(Records excerpted from a collection)
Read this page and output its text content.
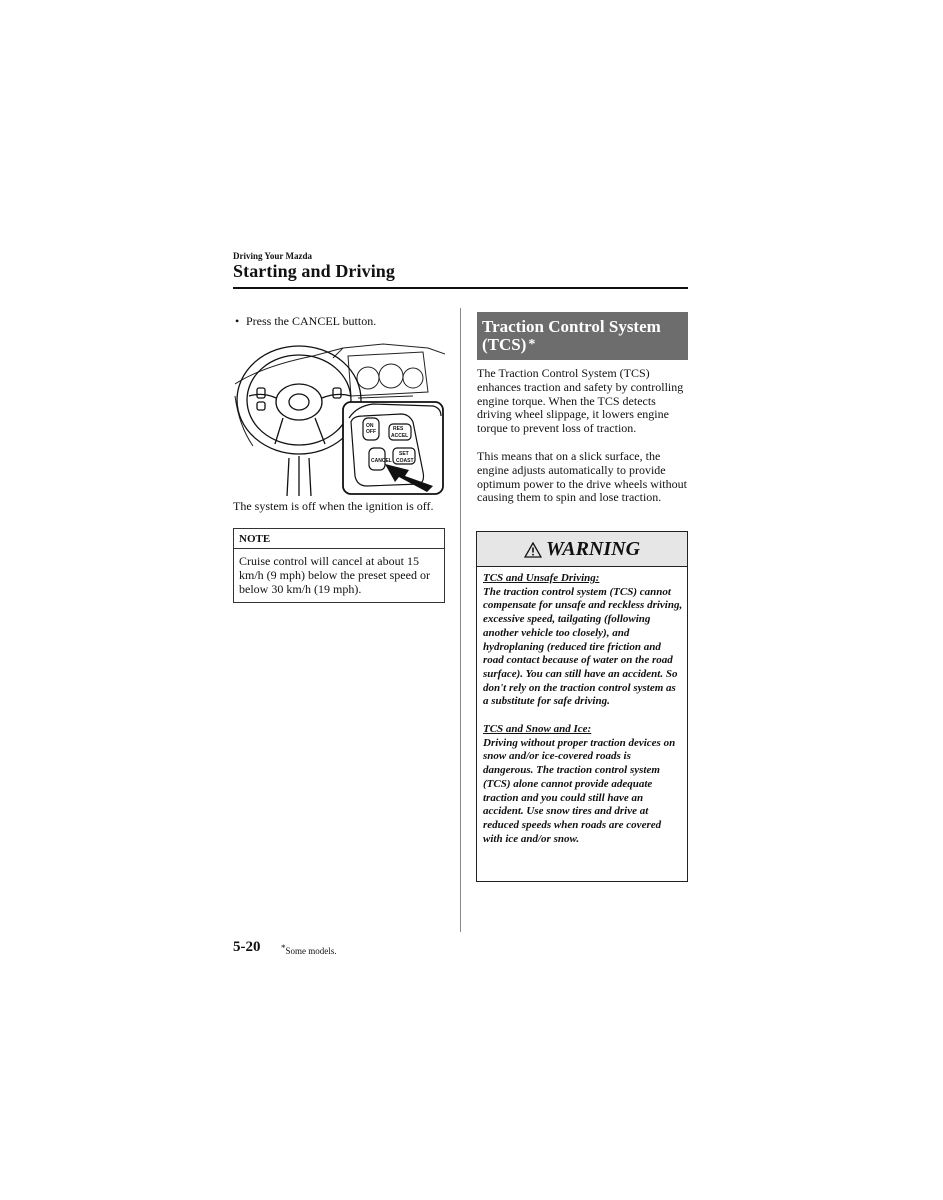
Driving Your Mazda
Starting and Driving
• Press the CANCEL button.
ON
OFF	RES
ACCEL
CANCEL
SET
COAST
The system is off when the ignition is off.
NOTE
Cruise control will cancel at about 15 km/h (9 mph) below the preset speed or below 30 km/h (19 mph).
Traction Control System (TCS) *
The Traction Control System (TCS) enhances traction and safety by controlling engine torque. When the TCS detects driving wheel slippage, it lowers engine torque to prevent loss of traction.
This means that on a slick surface, the engine adjusts automatically to provide optimum power to the drive wheels without causing them to spin and lose traction.
WARNING
TCS and Unsafe Driving:
The traction control system (TCS) cannot compensate for unsafe and reckless driving, excessive speed, tailgating (following another vehicle too closely), and hydroplaning (reduced tire friction and road contact because of water on the road surface). You can still have an accident. So don't rely on the traction control system as a substitute for safe driving.
TCS and Snow and Ice:
Driving without proper traction devices on snow and/or ice-covered roads is dangerous. The traction control system (TCS) alone cannot provide adequate traction and you could still have an accident. Use snow tires and drive at reduced speeds when roads are covered with ice and/or snow.
5-20 *Some models.
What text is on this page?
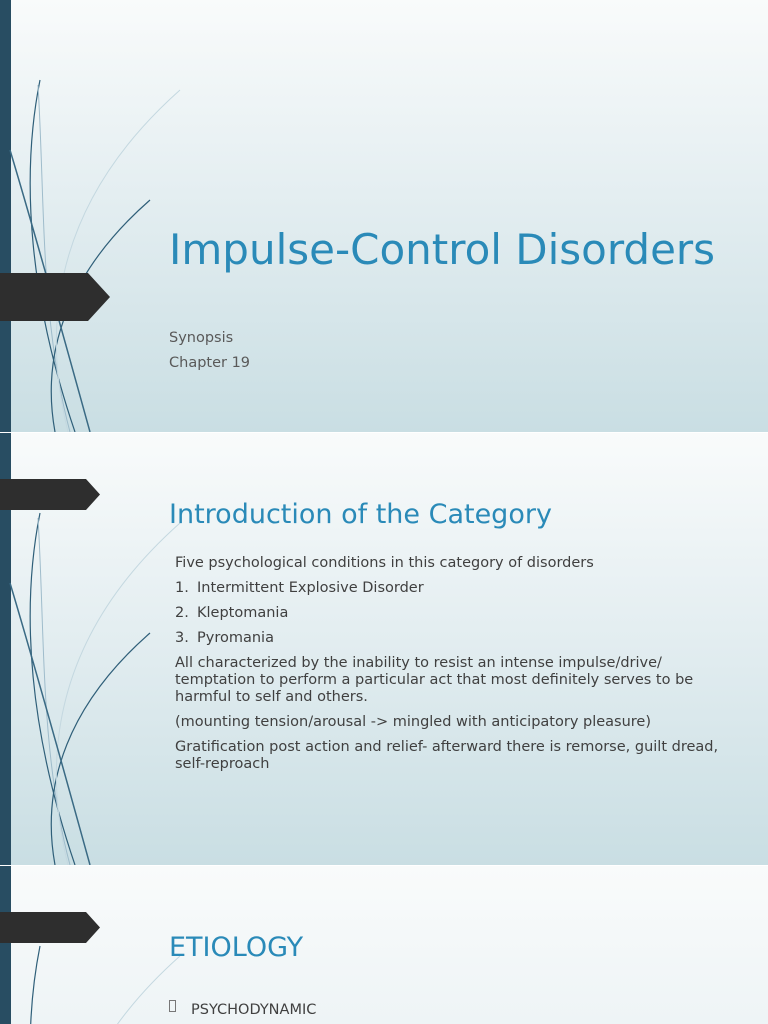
Impulse-Control Disorders
Synopsis
Chapter 19
Introduction of the Category

Five psychological conditions in this category of disorders

1. Intermittent Explosive Disorder

2. Kleptomania

3. Pyromania

All characterized by the inability to resist an intense impulse/drive/ temptation to perform a particular act that most definitely serves to be harmful to self and others.

(mounting tension/arousal -> mingled with anticipatory pleasure)

Gratification post action and relief- afterward there is remorse, guilt dread, self-reproach

ETIOLOGY
PSYCHODYNAMIC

Problem ::
Collect each line of the entries that has the word "without", copying it in full.

Solution ::
This means that on a slick surface, the engine adjusts automatically to provide optimum power to the drive wheels without causing them to spin and lose traction.
Driving without proper traction devices on snow and/or ice-covered roads is dangerous. The traction control system (TCS) alone cannot provide adequate traction and you could still have an accident. Use snow tires and drive at reduced speeds when roads are covered with ice and/or snow.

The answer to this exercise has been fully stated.